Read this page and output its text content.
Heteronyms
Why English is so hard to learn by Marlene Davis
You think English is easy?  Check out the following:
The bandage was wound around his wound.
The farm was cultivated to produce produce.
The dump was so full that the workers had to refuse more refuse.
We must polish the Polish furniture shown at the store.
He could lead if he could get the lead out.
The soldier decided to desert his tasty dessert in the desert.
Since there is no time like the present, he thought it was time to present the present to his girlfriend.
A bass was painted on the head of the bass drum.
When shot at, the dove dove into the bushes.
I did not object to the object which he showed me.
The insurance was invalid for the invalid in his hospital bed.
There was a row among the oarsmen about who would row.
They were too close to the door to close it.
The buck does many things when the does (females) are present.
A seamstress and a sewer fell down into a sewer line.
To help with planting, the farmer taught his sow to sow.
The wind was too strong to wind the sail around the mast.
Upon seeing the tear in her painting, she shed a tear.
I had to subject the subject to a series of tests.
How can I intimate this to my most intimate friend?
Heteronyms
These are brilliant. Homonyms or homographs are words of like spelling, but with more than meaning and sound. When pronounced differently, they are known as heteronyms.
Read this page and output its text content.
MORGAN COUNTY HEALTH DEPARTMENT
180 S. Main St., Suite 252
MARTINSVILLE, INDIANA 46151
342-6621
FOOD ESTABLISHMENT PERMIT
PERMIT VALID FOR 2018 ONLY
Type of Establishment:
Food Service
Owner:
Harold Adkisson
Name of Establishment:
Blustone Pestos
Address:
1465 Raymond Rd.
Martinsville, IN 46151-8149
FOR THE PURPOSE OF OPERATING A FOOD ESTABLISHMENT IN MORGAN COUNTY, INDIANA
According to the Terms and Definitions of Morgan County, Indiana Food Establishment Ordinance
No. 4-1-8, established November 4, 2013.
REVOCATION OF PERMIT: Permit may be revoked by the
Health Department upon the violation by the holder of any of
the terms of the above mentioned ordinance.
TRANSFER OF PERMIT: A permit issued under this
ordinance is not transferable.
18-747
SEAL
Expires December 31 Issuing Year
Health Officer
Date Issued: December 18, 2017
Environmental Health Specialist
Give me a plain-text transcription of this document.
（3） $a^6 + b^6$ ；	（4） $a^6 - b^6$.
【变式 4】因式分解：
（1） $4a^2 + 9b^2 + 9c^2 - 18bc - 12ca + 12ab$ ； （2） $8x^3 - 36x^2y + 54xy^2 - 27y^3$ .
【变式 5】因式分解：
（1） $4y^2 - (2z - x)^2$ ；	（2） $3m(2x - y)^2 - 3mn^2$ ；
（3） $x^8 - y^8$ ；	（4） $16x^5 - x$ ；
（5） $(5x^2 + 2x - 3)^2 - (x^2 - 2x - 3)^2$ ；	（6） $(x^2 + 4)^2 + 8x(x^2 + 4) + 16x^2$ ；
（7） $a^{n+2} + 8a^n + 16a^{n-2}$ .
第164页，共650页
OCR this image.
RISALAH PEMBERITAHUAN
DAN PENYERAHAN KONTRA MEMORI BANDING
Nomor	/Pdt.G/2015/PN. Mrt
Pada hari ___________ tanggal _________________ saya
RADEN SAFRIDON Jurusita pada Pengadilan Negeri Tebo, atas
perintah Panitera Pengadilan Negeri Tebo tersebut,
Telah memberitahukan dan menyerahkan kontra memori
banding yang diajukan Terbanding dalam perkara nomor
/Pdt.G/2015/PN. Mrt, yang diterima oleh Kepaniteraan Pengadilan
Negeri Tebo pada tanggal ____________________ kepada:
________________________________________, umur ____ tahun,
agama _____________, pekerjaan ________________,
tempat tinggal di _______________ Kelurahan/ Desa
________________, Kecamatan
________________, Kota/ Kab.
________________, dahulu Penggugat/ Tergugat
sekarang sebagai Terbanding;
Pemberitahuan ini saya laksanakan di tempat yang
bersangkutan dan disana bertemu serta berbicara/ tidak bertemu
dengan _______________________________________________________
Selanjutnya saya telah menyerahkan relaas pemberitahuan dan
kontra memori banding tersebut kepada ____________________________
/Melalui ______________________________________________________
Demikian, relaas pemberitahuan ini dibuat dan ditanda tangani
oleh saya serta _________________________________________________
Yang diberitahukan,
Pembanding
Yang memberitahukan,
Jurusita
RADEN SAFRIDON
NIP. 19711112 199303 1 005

══════════════════════════════

▶ WHAT IS EXPECTED: Within the listing above, copy each line that has the string "tersebut".

▶ FINISHED TASK:
perintah Panitera Pengadilan Negeri Tebo tersebut,
kontra memori banding tersebut kepada ____________________________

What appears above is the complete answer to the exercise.